What is expected
Quote all of the data that follows exactly as written, skipping the images.

----- Recorded data -----

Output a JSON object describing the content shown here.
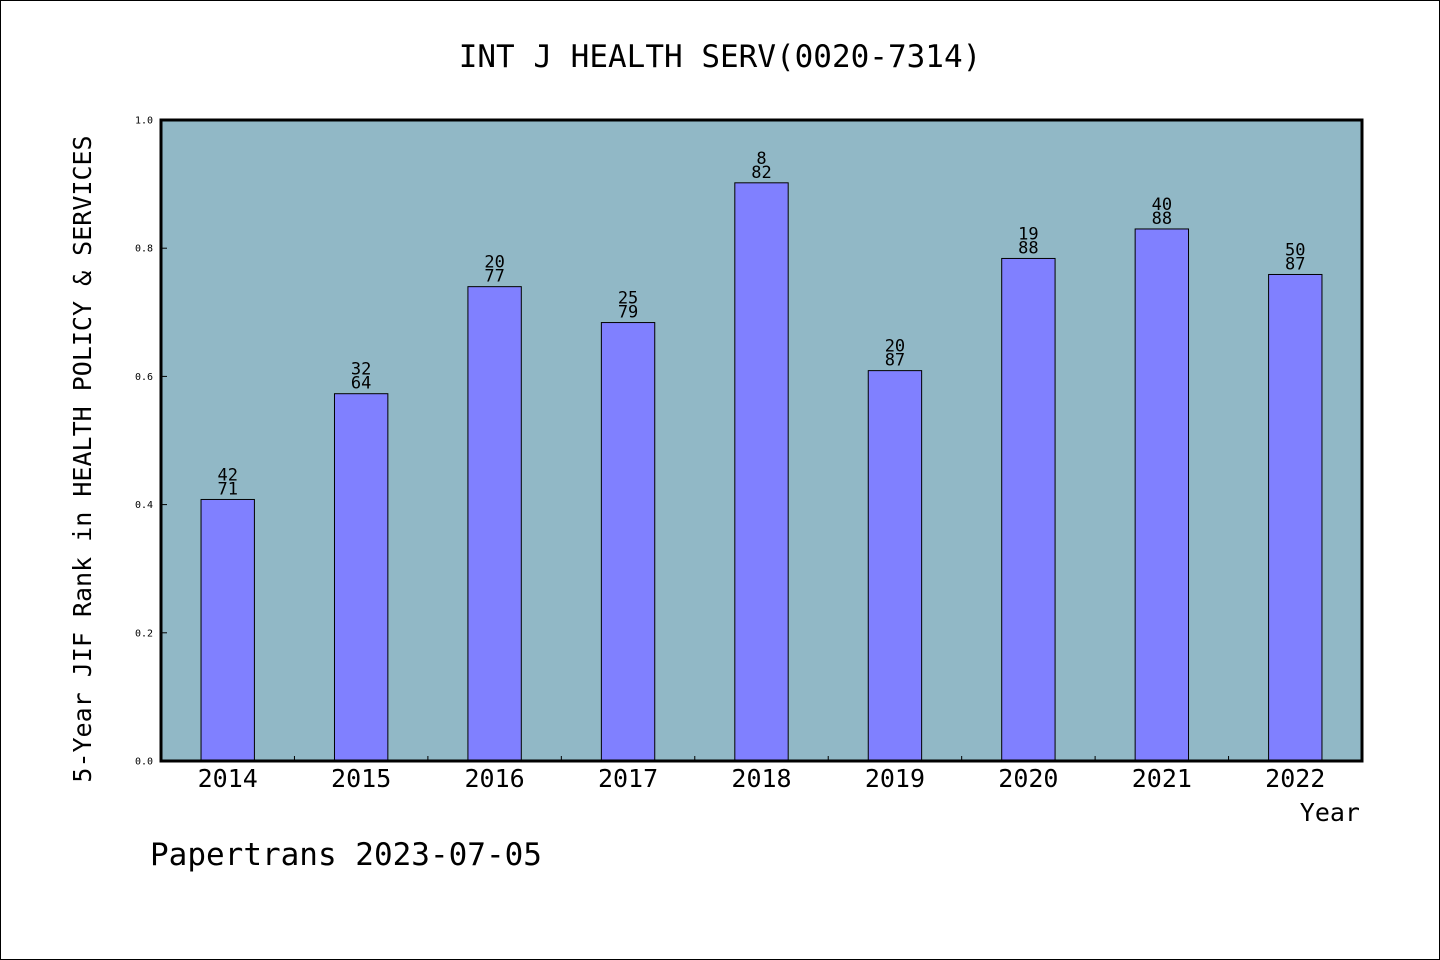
{
  "chart_data": {
    "type": "bar",
    "title": "INT J HEALTH SERV(0020-7314)",
    "xlabel": "Year",
    "ylabel": "5-Year JIF Rank in HEALTH POLICY & SERVICES",
    "categories": [
      "2014",
      "2015",
      "2016",
      "2017",
      "2018",
      "2019",
      "2020",
      "2021",
      "2022"
    ],
    "values": [
      0.408,
      0.573,
      0.74,
      0.684,
      0.902,
      0.609,
      0.784,
      0.83,
      0.759
    ],
    "labels_rank": [
      "42",
      "32",
      "20",
      "25",
      "8",
      "20",
      "19",
      "40",
      "50"
    ],
    "labels_total": [
      "71",
      "64",
      "77",
      "79",
      "82",
      "87",
      "88",
      "88",
      "87"
    ],
    "ylim": [
      0,
      1.0
    ],
    "yticks": [
      0.0,
      0.2,
      0.4,
      0.6,
      0.8,
      1.0
    ],
    "ytick_labels": [
      "0.0",
      "0.2",
      "0.4",
      "0.6",
      "0.8",
      "1.0"
    ],
    "grid": false,
    "colors": {
      "plot_background": "#91b8c6",
      "bar_fill": "#8080ff",
      "bar_stroke": "#000000",
      "text": "#000000"
    }
  },
  "footer": {
    "source_text": "Papertrans 2023-07-05"
  }
}
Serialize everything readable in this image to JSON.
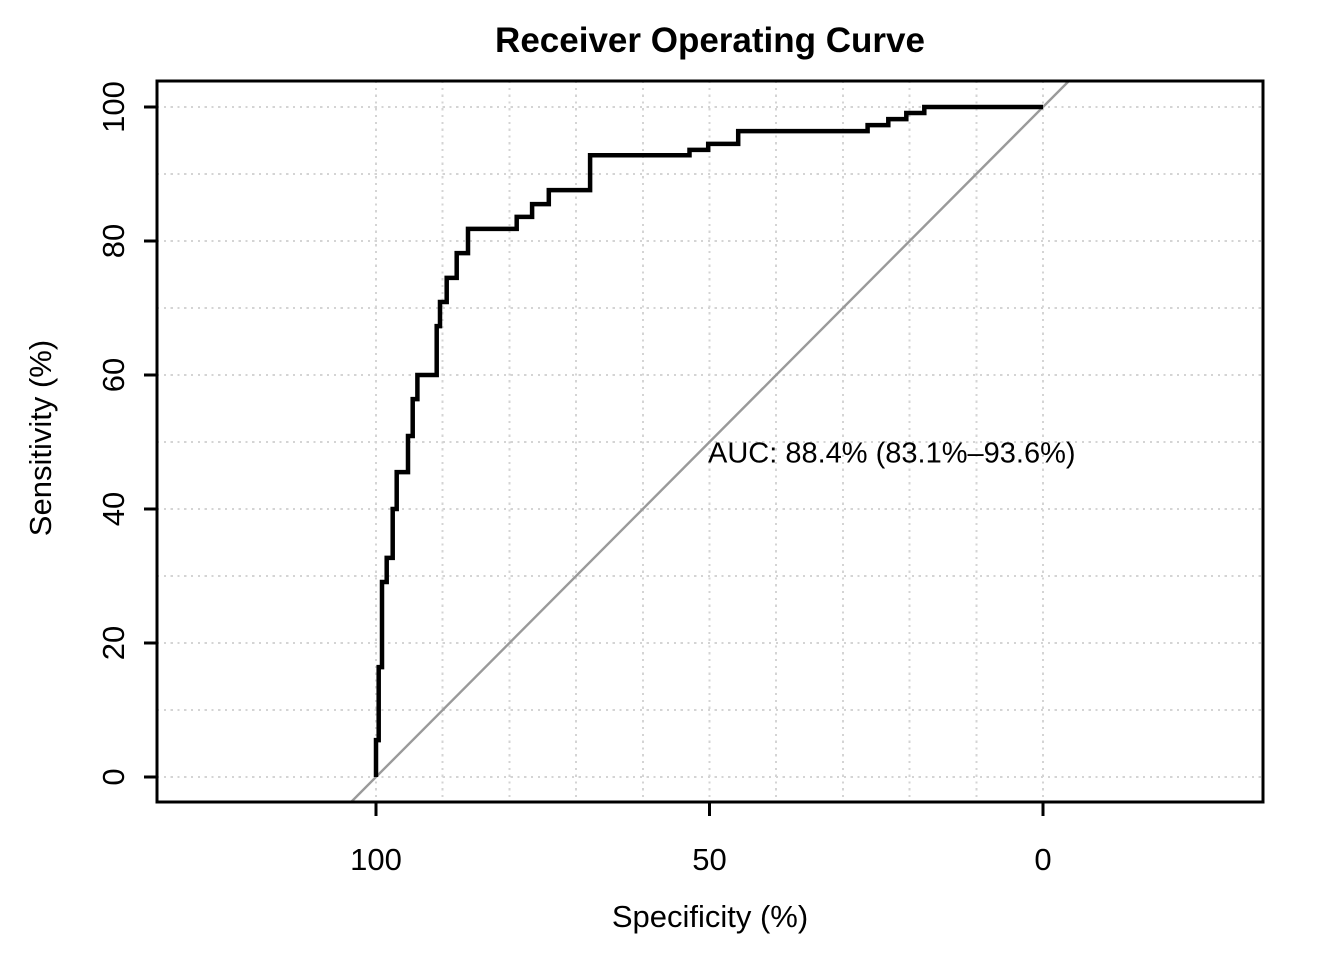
{
  "chart_data": {
    "type": "line",
    "title": "Receiver Operating Curve",
    "xlabel": "Specificity (%)",
    "ylabel": "Sensitivity (%)",
    "x_ticks": [
      100,
      50,
      0
    ],
    "y_ticks": [
      0,
      20,
      40,
      60,
      80,
      100
    ],
    "xlim": [
      100,
      0
    ],
    "ylim": [
      0,
      100
    ],
    "x_axis_reversed": true,
    "grid": {
      "shown": true,
      "style": "dotted",
      "step": 10
    },
    "legend_position": "none",
    "annotation": "AUC: 88.4% (83.1%–93.6%)",
    "auc": {
      "value_pct": 88.4,
      "ci_low_pct": 83.1,
      "ci_high_pct": 93.6
    },
    "series": [
      {
        "name": "ROC step curve",
        "color": "#000000",
        "points": [
          [
            100,
            0
          ],
          [
            100,
            5.5
          ],
          [
            99.6,
            5.5
          ],
          [
            99.6,
            16.4
          ],
          [
            99.1,
            16.4
          ],
          [
            99.1,
            29.1
          ],
          [
            98.4,
            29.1
          ],
          [
            98.4,
            32.7
          ],
          [
            97.5,
            32.7
          ],
          [
            97.5,
            40.0
          ],
          [
            96.9,
            40.0
          ],
          [
            96.9,
            45.5
          ],
          [
            95.2,
            45.5
          ],
          [
            95.2,
            50.9
          ],
          [
            94.5,
            50.9
          ],
          [
            94.5,
            56.4
          ],
          [
            93.8,
            56.4
          ],
          [
            93.8,
            60.0
          ],
          [
            90.9,
            60.0
          ],
          [
            90.9,
            67.3
          ],
          [
            90.4,
            67.3
          ],
          [
            90.4,
            70.9
          ],
          [
            89.4,
            70.9
          ],
          [
            89.4,
            74.5
          ],
          [
            87.9,
            74.5
          ],
          [
            87.9,
            78.2
          ],
          [
            86.2,
            78.2
          ],
          [
            86.2,
            81.8
          ],
          [
            78.9,
            81.8
          ],
          [
            78.9,
            83.6
          ],
          [
            76.6,
            83.6
          ],
          [
            76.6,
            85.5
          ],
          [
            74.1,
            85.5
          ],
          [
            74.1,
            87.6
          ],
          [
            67.9,
            87.6
          ],
          [
            67.9,
            92.8
          ],
          [
            53.0,
            92.8
          ],
          [
            53.0,
            93.6
          ],
          [
            50.2,
            93.6
          ],
          [
            50.2,
            94.5
          ],
          [
            45.7,
            94.5
          ],
          [
            45.7,
            96.4
          ],
          [
            26.3,
            96.4
          ],
          [
            26.3,
            97.3
          ],
          [
            23.2,
            97.3
          ],
          [
            23.2,
            98.2
          ],
          [
            20.5,
            98.2
          ],
          [
            20.5,
            99.1
          ],
          [
            17.8,
            99.1
          ],
          [
            17.8,
            100
          ],
          [
            0,
            100
          ]
        ]
      },
      {
        "name": "Chance diagonal reference",
        "color": "#9a9a9a",
        "points": [
          [
            100,
            0
          ],
          [
            0,
            100
          ]
        ]
      }
    ],
    "colors": {
      "curve": "#000000",
      "diagonal": "#9a9a9a",
      "grid": "#d4d4d4",
      "axis": "#000000",
      "background": "#ffffff",
      "text": "#000000"
    }
  }
}
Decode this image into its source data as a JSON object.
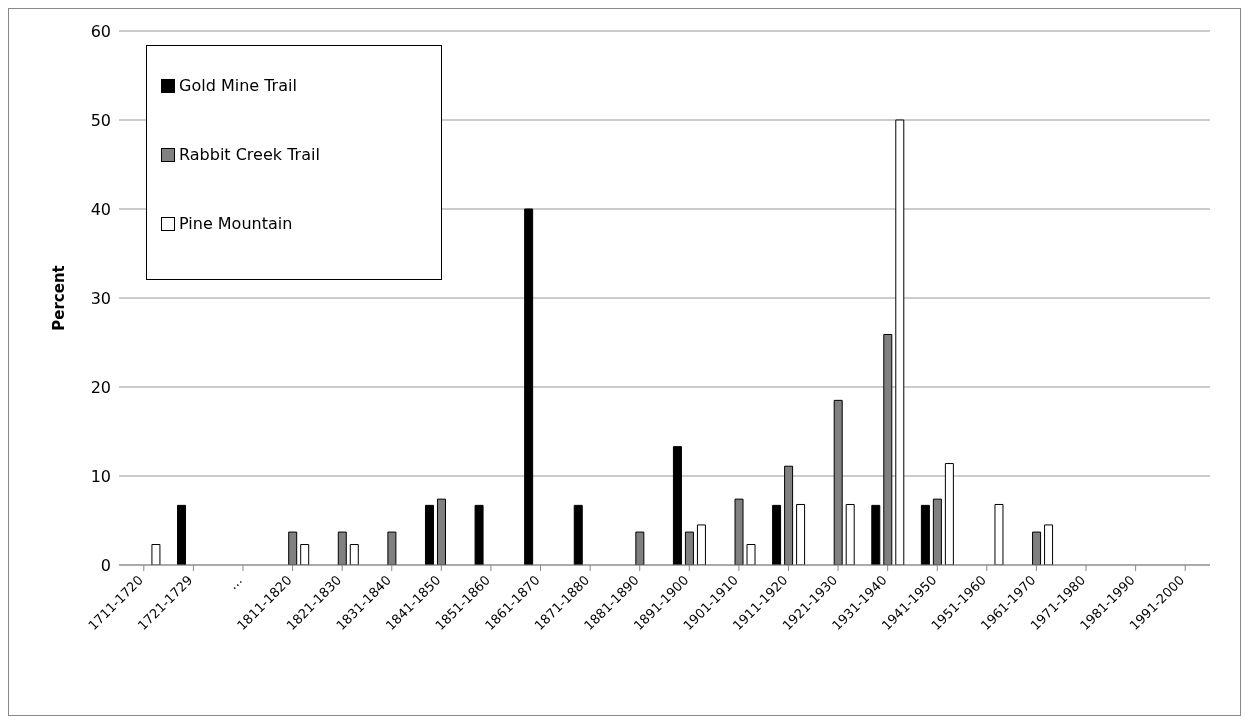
{
  "chart_data": {
    "type": "bar",
    "ylabel": "Percent",
    "categories": [
      "1711-1720",
      "1721-1729",
      "…",
      "1811-1820",
      "1821-1830",
      "1831-1840",
      "1841-1850",
      "1851-1860",
      "1861-1870",
      "1871-1880",
      "1881-1890",
      "1891-1900",
      "1901-1910",
      "1911-1920",
      "1921-1930",
      "1931-1940",
      "1941-1950",
      "1951-1960",
      "1961-1970",
      "1971-1980",
      "1981-1990",
      "1991-2000"
    ],
    "series": [
      {
        "name": "Gold Mine Trail",
        "color": "#000000",
        "values": [
          null,
          6.7,
          null,
          null,
          null,
          null,
          6.7,
          6.7,
          40,
          6.7,
          null,
          13.3,
          null,
          6.7,
          null,
          6.7,
          6.7,
          null,
          null,
          null,
          null,
          null
        ]
      },
      {
        "name": "Rabbit Creek Trail",
        "color": "#808080",
        "values": [
          null,
          null,
          null,
          3.7,
          3.7,
          3.7,
          7.4,
          null,
          null,
          null,
          3.7,
          3.7,
          7.4,
          11.1,
          18.5,
          25.9,
          7.4,
          null,
          3.7,
          null,
          null,
          null
        ]
      },
      {
        "name": "Pine Mountain",
        "color": "#ffffff",
        "values": [
          2.3,
          null,
          null,
          2.3,
          2.3,
          null,
          null,
          null,
          null,
          null,
          null,
          4.5,
          2.3,
          6.8,
          6.8,
          50,
          11.4,
          6.8,
          4.5,
          null,
          null,
          null
        ]
      }
    ],
    "ylim": [
      0,
      60
    ],
    "yticks": [
      0,
      10,
      20,
      30,
      40,
      50,
      60
    ],
    "grid": "y",
    "legend": "top left"
  }
}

-----

Written response
Output a JSON object describing the content shown here.
{
  "chart_data": {
    "type": "bar",
    "title": "INT J HEALTH SERV(0020-7314)",
    "xlabel": "Year",
    "ylabel": "5-Year JIF Rank in HEALTH POLICY & SERVICES",
    "categories": [
      "2014",
      "2015",
      "2016",
      "2017",
      "2018",
      "2019",
      "2020",
      "2021",
      "2022"
    ],
    "values": [
      0.408,
      0.573,
      0.74,
      0.684,
      0.902,
      0.609,
      0.784,
      0.83,
      0.759
    ],
    "labels_rank": [
      "42",
      "32",
      "20",
      "25",
      "8",
      "20",
      "19",
      "40",
      "50"
    ],
    "labels_total": [
      "71",
      "64",
      "77",
      "79",
      "82",
      "87",
      "88",
      "88",
      "87"
    ],
    "ylim": [
      0,
      1.0
    ],
    "yticks": [
      0.0,
      0.2,
      0.4,
      0.6,
      0.8,
      1.0
    ],
    "ytick_labels": [
      "0.0",
      "0.2",
      "0.4",
      "0.6",
      "0.8",
      "1.0"
    ],
    "grid": false,
    "colors": {
      "plot_background": "#91b8c6",
      "bar_fill": "#8080ff",
      "bar_stroke": "#000000",
      "text": "#000000"
    }
  },
  "footer": {
    "source_text": "Papertrans 2023-07-05"
  }
}
Serialize everything readable in this image to JSON.
{
  "chart_data": {
    "type": "line",
    "title": "Receiver Operating Curve",
    "xlabel": "Specificity (%)",
    "ylabel": "Sensitivity (%)",
    "x_ticks": [
      100,
      50,
      0
    ],
    "y_ticks": [
      0,
      20,
      40,
      60,
      80,
      100
    ],
    "xlim": [
      100,
      0
    ],
    "ylim": [
      0,
      100
    ],
    "x_axis_reversed": true,
    "grid": {
      "shown": true,
      "style": "dotted",
      "step": 10
    },
    "legend_position": "none",
    "annotation": "AUC: 88.4% (83.1%–93.6%)",
    "auc": {
      "value_pct": 88.4,
      "ci_low_pct": 83.1,
      "ci_high_pct": 93.6
    },
    "series": [
      {
        "name": "ROC step curve",
        "color": "#000000",
        "points": [
          [
            100,
            0
          ],
          [
            100,
            5.5
          ],
          [
            99.6,
            5.5
          ],
          [
            99.6,
            16.4
          ],
          [
            99.1,
            16.4
          ],
          [
            99.1,
            29.1
          ],
          [
            98.4,
            29.1
          ],
          [
            98.4,
            32.7
          ],
          [
            97.5,
            32.7
          ],
          [
            97.5,
            40.0
          ],
          [
            96.9,
            40.0
          ],
          [
            96.9,
            45.5
          ],
          [
            95.2,
            45.5
          ],
          [
            95.2,
            50.9
          ],
          [
            94.5,
            50.9
          ],
          [
            94.5,
            56.4
          ],
          [
            93.8,
            56.4
          ],
          [
            93.8,
            60.0
          ],
          [
            90.9,
            60.0
          ],
          [
            90.9,
            67.3
          ],
          [
            90.4,
            67.3
          ],
          [
            90.4,
            70.9
          ],
          [
            89.4,
            70.9
          ],
          [
            89.4,
            74.5
          ],
          [
            87.9,
            74.5
          ],
          [
            87.9,
            78.2
          ],
          [
            86.2,
            78.2
          ],
          [
            86.2,
            81.8
          ],
          [
            78.9,
            81.8
          ],
          [
            78.9,
            83.6
          ],
          [
            76.6,
            83.6
          ],
          [
            76.6,
            85.5
          ],
          [
            74.1,
            85.5
          ],
          [
            74.1,
            87.6
          ],
          [
            67.9,
            87.6
          ],
          [
            67.9,
            92.8
          ],
          [
            53.0,
            92.8
          ],
          [
            53.0,
            93.6
          ],
          [
            50.2,
            93.6
          ],
          [
            50.2,
            94.5
          ],
          [
            45.7,
            94.5
          ],
          [
            45.7,
            96.4
          ],
          [
            26.3,
            96.4
          ],
          [
            26.3,
            97.3
          ],
          [
            23.2,
            97.3
          ],
          [
            23.2,
            98.2
          ],
          [
            20.5,
            98.2
          ],
          [
            20.5,
            99.1
          ],
          [
            17.8,
            99.1
          ],
          [
            17.8,
            100
          ],
          [
            0,
            100
          ]
        ]
      },
      {
        "name": "Chance diagonal reference",
        "color": "#9a9a9a",
        "points": [
          [
            100,
            0
          ],
          [
            0,
            100
          ]
        ]
      }
    ],
    "colors": {
      "curve": "#000000",
      "diagonal": "#9a9a9a",
      "grid": "#d4d4d4",
      "axis": "#000000",
      "background": "#ffffff",
      "text": "#000000"
    }
  }
}
Decode this image into its source data as a JSON object.
{
  "chart_data": {
    "type": "bar",
    "ylabel": "Percent",
    "categories": [
      "1711-1720",
      "1721-1729",
      "…",
      "1811-1820",
      "1821-1830",
      "1831-1840",
      "1841-1850",
      "1851-1860",
      "1861-1870",
      "1871-1880",
      "1881-1890",
      "1891-1900",
      "1901-1910",
      "1911-1920",
      "1921-1930",
      "1931-1940",
      "1941-1950",
      "1951-1960",
      "1961-1970",
      "1971-1980",
      "1981-1990",
      "1991-2000"
    ],
    "series": [
      {
        "name": "Gold Mine Trail",
        "color": "#000000",
        "values": [
          null,
          6.7,
          null,
          null,
          null,
          null,
          6.7,
          6.7,
          40,
          6.7,
          null,
          13.3,
          null,
          6.7,
          null,
          6.7,
          6.7,
          null,
          null,
          null,
          null,
          null
        ]
      },
      {
        "name": "Rabbit Creek Trail",
        "color": "#808080",
        "values": [
          null,
          null,
          null,
          3.7,
          3.7,
          3.7,
          7.4,
          null,
          null,
          null,
          3.7,
          3.7,
          7.4,
          11.1,
          18.5,
          25.9,
          7.4,
          null,
          3.7,
          null,
          null,
          null
        ]
      },
      {
        "name": "Pine Mountain",
        "color": "#ffffff",
        "values": [
          2.3,
          null,
          null,
          2.3,
          2.3,
          null,
          null,
          null,
          null,
          null,
          null,
          4.5,
          2.3,
          6.8,
          6.8,
          50,
          11.4,
          6.8,
          4.5,
          null,
          null,
          null
        ]
      }
    ],
    "ylim": [
      0,
      60
    ],
    "yticks": [
      0,
      10,
      20,
      30,
      40,
      50,
      60
    ],
    "grid": "y",
    "legend": "top left"
  }
}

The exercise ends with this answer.